* _What you are asked to do_:
Write out all the material exactly. Leave nothing out.

[START]

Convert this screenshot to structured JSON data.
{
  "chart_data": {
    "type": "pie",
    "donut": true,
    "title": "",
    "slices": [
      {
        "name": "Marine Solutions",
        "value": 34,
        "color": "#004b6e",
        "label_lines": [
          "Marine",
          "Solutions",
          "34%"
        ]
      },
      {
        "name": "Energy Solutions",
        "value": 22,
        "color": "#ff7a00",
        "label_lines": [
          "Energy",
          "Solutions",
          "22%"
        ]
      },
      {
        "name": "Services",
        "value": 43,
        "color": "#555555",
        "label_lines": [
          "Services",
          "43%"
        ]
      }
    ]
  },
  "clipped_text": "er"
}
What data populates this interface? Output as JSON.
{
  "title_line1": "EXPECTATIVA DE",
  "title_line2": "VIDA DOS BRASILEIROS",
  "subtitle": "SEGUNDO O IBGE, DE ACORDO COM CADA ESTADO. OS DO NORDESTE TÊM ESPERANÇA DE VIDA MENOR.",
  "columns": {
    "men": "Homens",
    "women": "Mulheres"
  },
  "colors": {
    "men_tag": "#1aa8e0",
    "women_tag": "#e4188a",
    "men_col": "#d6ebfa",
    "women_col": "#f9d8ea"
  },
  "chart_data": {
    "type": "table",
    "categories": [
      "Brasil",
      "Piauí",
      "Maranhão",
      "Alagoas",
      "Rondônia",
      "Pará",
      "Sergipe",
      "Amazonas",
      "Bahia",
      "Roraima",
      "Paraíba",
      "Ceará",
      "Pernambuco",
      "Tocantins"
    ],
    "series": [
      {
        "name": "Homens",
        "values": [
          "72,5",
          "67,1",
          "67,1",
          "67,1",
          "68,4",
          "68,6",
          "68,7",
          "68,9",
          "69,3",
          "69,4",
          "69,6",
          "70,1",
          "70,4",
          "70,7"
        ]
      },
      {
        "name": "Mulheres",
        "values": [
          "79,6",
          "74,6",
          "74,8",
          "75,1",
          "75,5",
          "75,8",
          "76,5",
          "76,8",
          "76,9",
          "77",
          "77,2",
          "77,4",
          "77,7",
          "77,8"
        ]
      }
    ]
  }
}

[END]

* _Solution for this exercise_:
Convert this screenshot to structured JSON data.
{
  "chart_data": {
    "type": "pie",
    "donut": true,
    "title": "",
    "slices": [
      {
        "name": "Marine Solutions",
        "value": 34,
        "color": "#004b6e",
        "label_lines": [
          "Marine",
          "Solutions",
          "34%"
        ]
      },
      {
        "name": "Energy Solutions",
        "value": 22,
        "color": "#ff7a00",
        "label_lines": [
          "Energy",
          "Solutions",
          "22%"
        ]
      },
      {
        "name": "Services",
        "value": 43,
        "color": "#555555",
        "label_lines": [
          "Services",
          "43%"
        ]
      }
    ]
  },
  "clipped_text": "er"
}
What data populates this interface? Output as JSON.
{
  "title_line1": "EXPECTATIVA DE",
  "title_line2": "VIDA DOS BRASILEIROS",
  "subtitle": "SEGUNDO O IBGE, DE ACORDO COM CADA ESTADO. OS DO NORDESTE TÊM ESPERANÇA DE VIDA MENOR.",
  "columns": {
    "men": "Homens",
    "women": "Mulheres"
  },
  "colors": {
    "men_tag": "#1aa8e0",
    "women_tag": "#e4188a",
    "men_col": "#d6ebfa",
    "women_col": "#f9d8ea"
  },
  "chart_data": {
    "type": "table",
    "categories": [
      "Brasil",
      "Piauí",
      "Maranhão",
      "Alagoas",
      "Rondônia",
      "Pará",
      "Sergipe",
      "Amazonas",
      "Bahia",
      "Roraima",
      "Paraíba",
      "Ceará",
      "Pernambuco",
      "Tocantins"
    ],
    "series": [
      {
        "name": "Homens",
        "values": [
          "72,5",
          "67,1",
          "67,1",
          "67,1",
          "68,4",
          "68,6",
          "68,7",
          "68,9",
          "69,3",
          "69,4",
          "69,6",
          "70,1",
          "70,4",
          "70,7"
        ]
      },
      {
        "name": "Mulheres",
        "values": [
          "79,6",
          "74,6",
          "74,8",
          "75,1",
          "75,5",
          "75,8",
          "76,5",
          "76,8",
          "76,9",
          "77",
          "77,2",
          "77,4",
          "77,7",
          "77,8"
        ]
      }
    ]
  }
}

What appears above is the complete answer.